▶ Selected text:

________________

I made up a quick fuel map in Enginuity for running 100% E85.
I basically took all my target A/F values and multiplied by 0.66 (66%). The result is about 9.7:1 during cruising (14.7 gasoline) and mid 7:1 for WOT.

I have plenty big enough injectors as well.

For my first few runs I will probably back off the boost to about 15psi or so.
I can't wait as I am anticipating some pretty good results with this stuff!
I don't think that your approach is going to work very well as your long term fuel trims are going to get pegged and basically flood the car in open loop.

The fuel maps in Enginuity are based on gasoline AFRs, but the ecu likes to think in terms of Lambda.

So here's what I'm thinking would work:

- fill up on e85 while on an empty tank
- richen up your high load targets a bit (maybe something like 10:1) since max torque rich of e85 has a bit lower Lambda than gasoline does
- divide your injector scaling by 1.25 (this is assuming that the injector will need to flow approx. 25% extra volume of fuel, I don't know what the exact amout is)
- flash your map and start up the car (pray it starts )

________________

[Box annotation data]

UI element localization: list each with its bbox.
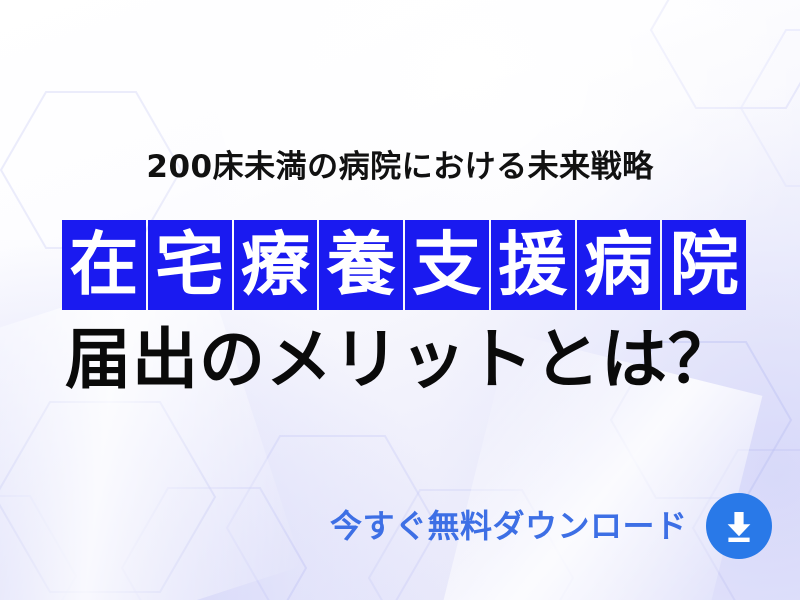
title-char-cell: 院 (662, 220, 746, 310)
download-cta[interactable]: 今すぐ無料ダウンロード (330, 487, 766, 565)
title-char-cell: 援 (491, 220, 575, 310)
title-char-cell: 療 (234, 220, 318, 310)
slide-content: 200床未満の病院における未来戦略 在 宅 療 養 支 援 病 院 届出のメリッ… (0, 0, 800, 600)
highlighted-title: 在 宅 療 養 支 援 病 院 (62, 220, 746, 310)
title-char-cell: 宅 (148, 220, 232, 310)
title-char-cell: 支 (405, 220, 489, 310)
download-cta-label: 今すぐ無料ダウンロード (330, 510, 688, 542)
promo-slide: 200床未満の病院における未来戦略 在 宅 療 養 支 援 病 院 届出のメリッ… (0, 0, 800, 600)
download-circle-icon[interactable] (706, 493, 772, 559)
subtitle-text: 200床未満の病院における未来戦略 (0, 152, 800, 183)
title-char-cell: 在 (62, 220, 146, 310)
title-char-cell: 養 (319, 220, 403, 310)
title-char-cell: 病 (577, 220, 661, 310)
title-second-line: 届出のメリットとは？ (0, 325, 800, 394)
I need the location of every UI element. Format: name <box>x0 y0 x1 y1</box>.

________________

▶ Exercise instructions:
1) Answer these questions about the E85 fuel map discussion:
(a) By what number were all the target A/F values multiplied?
(b) To roughly what boost does the first poster plan to back off for the first few runs?
(c) In what terms does the ecu like to think?
2) Please retype everything in the E85 fuel map discussion from "For my first" down to "in open loop.".

▶ Answers in order:
1)
(a) 0.66 (66%)
(b) About 15psi
(c) Lambda

2)
For my first few runs I will probably back off the boost to about 15psi or so.
I can't wait as I am anticipating some pretty good results with this stuff!
I don't think that your approach is going to work very well as your long term fuel trims are going to get pegged and basically flood the car in open loop.